Task objective
Show all lines holding the string "What".

Recorded data

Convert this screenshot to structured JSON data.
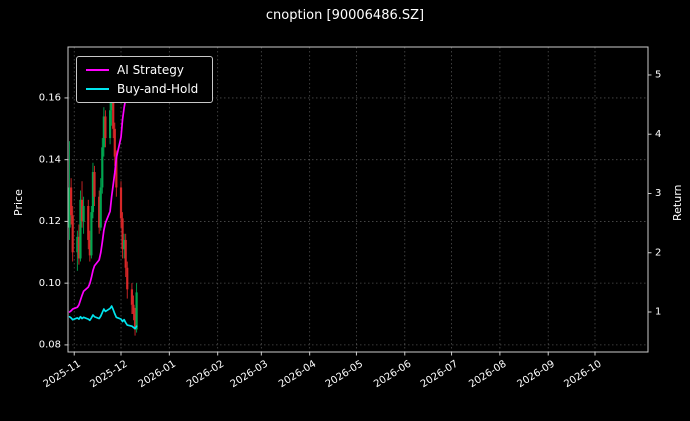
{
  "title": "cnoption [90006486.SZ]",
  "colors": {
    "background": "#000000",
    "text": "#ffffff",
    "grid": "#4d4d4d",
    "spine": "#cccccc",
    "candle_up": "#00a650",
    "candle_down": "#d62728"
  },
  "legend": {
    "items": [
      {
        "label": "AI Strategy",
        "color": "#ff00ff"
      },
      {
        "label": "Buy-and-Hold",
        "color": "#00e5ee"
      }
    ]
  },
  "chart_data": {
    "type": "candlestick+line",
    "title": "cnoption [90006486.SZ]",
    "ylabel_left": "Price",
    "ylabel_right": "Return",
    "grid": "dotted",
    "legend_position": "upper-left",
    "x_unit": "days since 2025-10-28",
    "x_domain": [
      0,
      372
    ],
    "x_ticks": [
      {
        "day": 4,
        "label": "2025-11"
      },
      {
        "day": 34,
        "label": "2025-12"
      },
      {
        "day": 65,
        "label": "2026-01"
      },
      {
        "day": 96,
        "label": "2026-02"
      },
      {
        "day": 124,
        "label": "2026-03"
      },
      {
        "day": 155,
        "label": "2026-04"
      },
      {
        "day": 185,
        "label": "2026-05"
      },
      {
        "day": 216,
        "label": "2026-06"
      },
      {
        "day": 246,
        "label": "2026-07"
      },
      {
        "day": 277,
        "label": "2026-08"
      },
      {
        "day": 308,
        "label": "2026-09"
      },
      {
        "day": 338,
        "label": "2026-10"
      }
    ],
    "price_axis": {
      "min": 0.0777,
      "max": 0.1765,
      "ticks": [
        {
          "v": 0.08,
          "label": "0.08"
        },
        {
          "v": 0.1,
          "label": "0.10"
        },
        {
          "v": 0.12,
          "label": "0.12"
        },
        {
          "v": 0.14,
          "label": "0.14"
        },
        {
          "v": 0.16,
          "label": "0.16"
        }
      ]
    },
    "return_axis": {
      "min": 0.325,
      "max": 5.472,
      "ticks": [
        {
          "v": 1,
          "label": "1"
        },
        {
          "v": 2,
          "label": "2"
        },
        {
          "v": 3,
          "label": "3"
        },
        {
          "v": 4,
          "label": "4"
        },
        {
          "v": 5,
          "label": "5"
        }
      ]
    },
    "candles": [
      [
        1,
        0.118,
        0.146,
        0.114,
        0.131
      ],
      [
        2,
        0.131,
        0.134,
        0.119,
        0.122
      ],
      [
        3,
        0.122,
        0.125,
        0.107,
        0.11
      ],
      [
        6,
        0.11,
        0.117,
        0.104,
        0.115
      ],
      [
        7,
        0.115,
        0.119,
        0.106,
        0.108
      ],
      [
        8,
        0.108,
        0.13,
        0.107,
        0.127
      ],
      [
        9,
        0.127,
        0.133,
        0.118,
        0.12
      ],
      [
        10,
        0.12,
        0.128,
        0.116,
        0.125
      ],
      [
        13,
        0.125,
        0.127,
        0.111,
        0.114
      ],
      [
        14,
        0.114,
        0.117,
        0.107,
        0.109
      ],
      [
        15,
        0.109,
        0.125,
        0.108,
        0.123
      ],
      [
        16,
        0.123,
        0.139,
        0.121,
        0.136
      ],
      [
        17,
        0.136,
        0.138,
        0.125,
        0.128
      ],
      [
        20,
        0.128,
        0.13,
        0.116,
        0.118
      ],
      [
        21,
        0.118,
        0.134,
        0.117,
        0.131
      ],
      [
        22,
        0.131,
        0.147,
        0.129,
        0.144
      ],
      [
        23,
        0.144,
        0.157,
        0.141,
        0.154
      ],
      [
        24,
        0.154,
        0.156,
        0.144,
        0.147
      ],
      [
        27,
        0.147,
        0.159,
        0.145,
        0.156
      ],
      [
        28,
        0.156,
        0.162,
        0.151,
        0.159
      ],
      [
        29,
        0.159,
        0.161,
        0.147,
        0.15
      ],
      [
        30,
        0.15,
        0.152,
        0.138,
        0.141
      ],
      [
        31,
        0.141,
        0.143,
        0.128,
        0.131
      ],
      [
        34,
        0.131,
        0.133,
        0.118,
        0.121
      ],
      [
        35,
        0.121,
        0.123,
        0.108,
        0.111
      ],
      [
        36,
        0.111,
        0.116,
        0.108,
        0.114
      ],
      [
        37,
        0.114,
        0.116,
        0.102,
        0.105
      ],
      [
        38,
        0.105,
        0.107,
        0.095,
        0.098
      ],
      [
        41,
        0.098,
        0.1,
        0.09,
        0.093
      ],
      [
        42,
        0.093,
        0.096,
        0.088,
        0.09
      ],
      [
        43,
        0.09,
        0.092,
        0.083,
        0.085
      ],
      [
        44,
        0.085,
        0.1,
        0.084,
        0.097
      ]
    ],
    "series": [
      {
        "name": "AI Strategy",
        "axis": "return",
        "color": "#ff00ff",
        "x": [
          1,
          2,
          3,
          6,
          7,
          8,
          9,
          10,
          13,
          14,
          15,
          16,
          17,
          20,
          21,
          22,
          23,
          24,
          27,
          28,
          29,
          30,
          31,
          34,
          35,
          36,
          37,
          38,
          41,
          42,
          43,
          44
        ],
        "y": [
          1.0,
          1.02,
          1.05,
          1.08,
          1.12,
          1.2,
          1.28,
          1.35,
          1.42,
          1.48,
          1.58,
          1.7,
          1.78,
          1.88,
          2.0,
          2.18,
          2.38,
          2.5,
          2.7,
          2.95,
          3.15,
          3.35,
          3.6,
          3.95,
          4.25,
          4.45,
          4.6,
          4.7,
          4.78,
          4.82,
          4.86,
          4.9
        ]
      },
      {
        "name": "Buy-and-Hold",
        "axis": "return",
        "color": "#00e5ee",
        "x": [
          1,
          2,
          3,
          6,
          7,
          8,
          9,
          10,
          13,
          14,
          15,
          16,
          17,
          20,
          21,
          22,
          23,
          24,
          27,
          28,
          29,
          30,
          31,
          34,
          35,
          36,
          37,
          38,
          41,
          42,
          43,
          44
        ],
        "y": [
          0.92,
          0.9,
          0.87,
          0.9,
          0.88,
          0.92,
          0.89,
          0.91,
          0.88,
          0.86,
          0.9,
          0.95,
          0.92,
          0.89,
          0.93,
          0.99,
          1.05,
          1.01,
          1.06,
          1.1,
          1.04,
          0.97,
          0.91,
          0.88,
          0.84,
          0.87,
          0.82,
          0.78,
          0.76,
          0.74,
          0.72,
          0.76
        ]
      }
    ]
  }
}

--

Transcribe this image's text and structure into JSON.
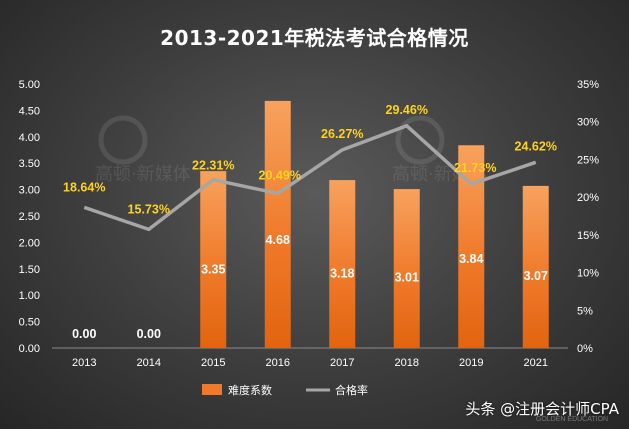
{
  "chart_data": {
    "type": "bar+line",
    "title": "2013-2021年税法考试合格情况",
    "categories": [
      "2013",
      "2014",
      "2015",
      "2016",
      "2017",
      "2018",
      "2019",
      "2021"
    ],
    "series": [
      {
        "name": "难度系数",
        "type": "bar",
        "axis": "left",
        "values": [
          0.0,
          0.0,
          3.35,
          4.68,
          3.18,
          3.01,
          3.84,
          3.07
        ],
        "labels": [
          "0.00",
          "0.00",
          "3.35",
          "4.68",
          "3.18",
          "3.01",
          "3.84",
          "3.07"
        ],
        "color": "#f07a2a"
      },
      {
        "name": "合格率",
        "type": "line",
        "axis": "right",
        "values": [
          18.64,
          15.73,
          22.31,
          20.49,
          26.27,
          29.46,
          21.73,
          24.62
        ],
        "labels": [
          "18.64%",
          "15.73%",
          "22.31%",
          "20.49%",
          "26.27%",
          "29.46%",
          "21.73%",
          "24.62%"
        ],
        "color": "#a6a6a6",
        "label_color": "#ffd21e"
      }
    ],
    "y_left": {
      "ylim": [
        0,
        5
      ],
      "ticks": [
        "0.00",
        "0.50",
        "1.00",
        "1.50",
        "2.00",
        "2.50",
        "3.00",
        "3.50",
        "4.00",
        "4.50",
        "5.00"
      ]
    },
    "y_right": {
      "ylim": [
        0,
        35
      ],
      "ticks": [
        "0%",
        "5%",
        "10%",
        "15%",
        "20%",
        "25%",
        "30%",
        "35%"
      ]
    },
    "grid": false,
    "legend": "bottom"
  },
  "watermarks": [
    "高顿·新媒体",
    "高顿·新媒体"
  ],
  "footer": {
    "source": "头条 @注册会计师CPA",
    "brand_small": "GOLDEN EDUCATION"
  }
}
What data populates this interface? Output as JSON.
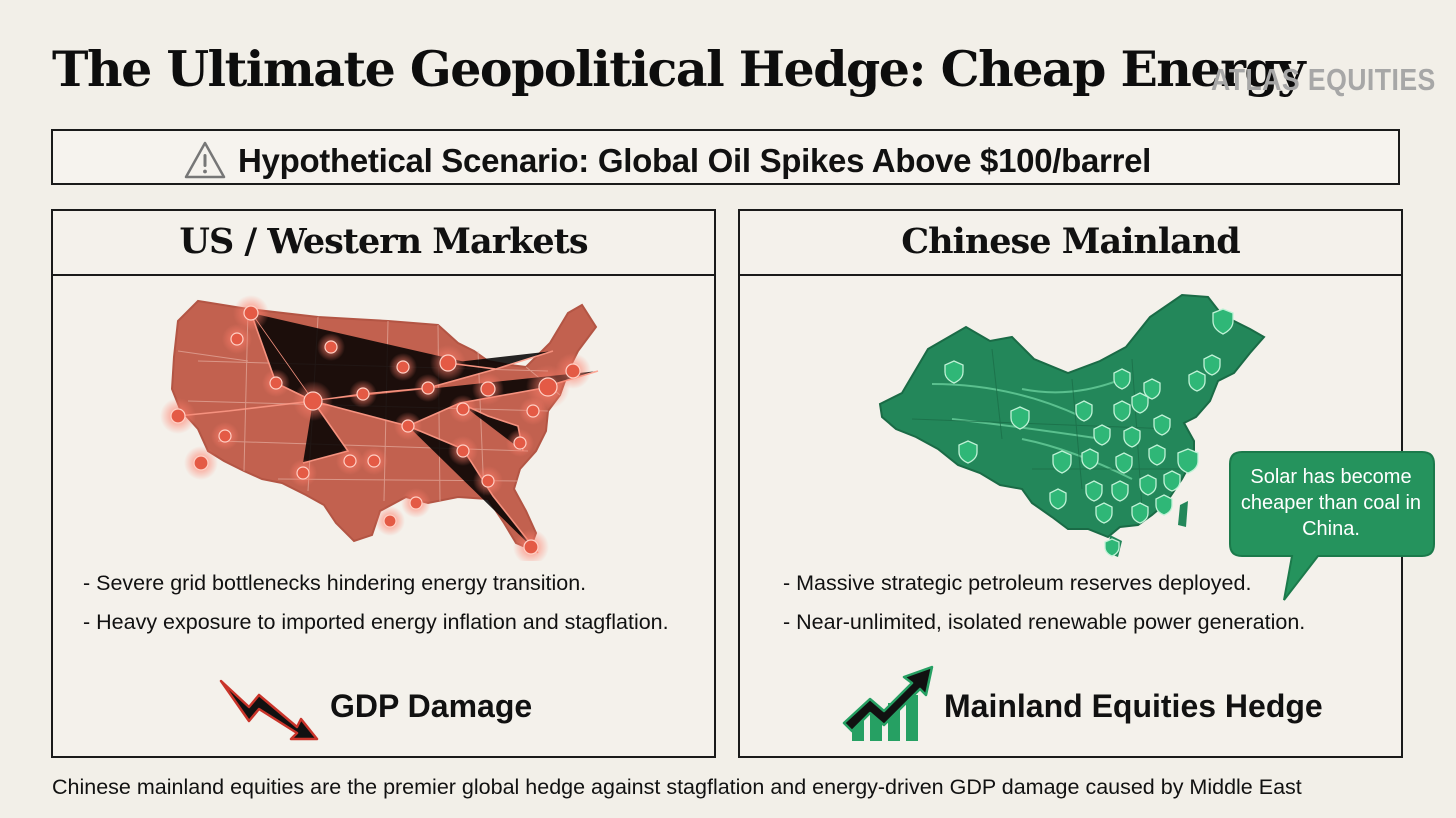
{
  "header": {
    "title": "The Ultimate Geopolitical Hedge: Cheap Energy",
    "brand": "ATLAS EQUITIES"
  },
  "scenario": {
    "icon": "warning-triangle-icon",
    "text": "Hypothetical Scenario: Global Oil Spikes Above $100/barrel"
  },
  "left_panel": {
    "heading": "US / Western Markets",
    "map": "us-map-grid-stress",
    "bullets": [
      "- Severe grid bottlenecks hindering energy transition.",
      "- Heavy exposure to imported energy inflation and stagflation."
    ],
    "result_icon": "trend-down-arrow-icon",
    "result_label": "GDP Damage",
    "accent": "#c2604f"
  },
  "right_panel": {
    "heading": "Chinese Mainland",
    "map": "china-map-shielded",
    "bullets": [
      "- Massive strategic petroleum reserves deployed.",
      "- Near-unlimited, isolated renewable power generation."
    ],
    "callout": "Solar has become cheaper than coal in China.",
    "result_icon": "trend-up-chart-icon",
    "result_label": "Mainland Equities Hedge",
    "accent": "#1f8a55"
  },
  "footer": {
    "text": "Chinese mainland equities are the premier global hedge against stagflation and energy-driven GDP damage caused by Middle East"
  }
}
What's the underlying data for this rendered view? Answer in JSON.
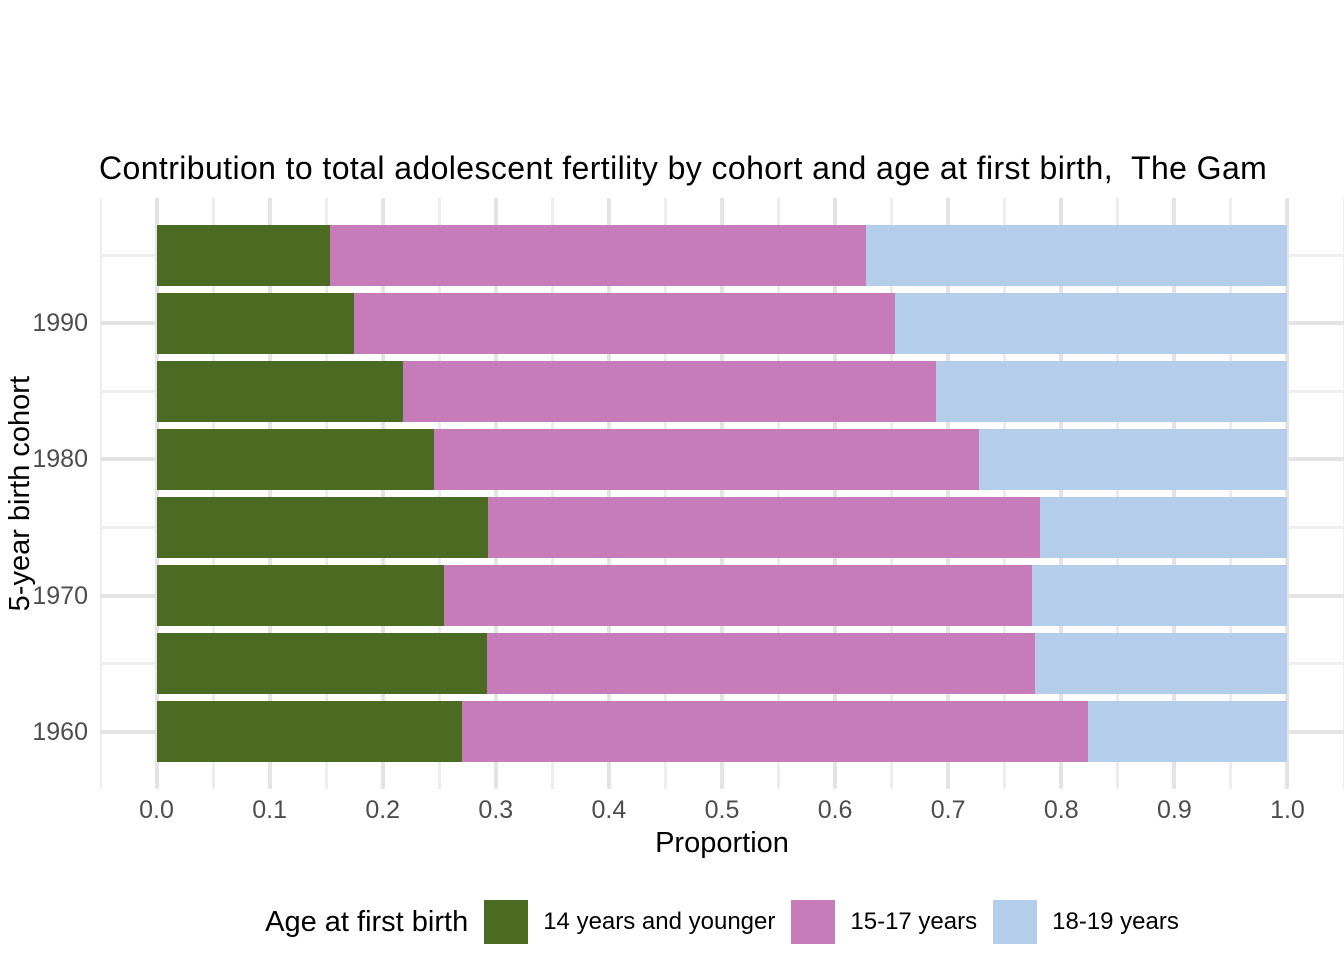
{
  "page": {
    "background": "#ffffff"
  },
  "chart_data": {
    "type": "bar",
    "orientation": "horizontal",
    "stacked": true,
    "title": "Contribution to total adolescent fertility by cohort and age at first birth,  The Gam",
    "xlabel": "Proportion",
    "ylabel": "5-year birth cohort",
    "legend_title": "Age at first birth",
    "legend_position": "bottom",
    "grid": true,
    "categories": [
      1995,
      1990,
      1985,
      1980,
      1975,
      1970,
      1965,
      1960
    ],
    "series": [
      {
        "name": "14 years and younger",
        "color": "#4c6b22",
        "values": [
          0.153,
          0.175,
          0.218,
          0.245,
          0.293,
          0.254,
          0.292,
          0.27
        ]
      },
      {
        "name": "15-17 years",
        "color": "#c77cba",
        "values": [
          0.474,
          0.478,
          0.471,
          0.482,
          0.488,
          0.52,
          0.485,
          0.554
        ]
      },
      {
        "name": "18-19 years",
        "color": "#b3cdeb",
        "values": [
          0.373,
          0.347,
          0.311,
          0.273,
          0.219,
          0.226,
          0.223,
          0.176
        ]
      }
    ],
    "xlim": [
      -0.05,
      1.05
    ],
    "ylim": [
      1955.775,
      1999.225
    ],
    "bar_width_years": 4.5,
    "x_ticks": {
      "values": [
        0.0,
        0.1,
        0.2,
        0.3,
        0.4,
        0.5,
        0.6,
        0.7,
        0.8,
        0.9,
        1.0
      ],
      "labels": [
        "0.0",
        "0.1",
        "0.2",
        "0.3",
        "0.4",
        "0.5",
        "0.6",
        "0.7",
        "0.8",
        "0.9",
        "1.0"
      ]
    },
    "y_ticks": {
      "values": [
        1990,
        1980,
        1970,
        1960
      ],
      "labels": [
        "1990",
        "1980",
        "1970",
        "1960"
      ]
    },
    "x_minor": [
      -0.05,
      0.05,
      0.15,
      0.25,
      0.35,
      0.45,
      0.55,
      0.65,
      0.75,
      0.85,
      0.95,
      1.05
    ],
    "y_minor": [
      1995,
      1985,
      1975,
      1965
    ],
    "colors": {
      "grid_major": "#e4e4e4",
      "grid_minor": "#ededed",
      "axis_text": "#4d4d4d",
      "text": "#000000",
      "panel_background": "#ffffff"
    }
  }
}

Solution
What data populates this interface? Output as JSON.
What's the underlying data for this rendered view? Answer in JSON.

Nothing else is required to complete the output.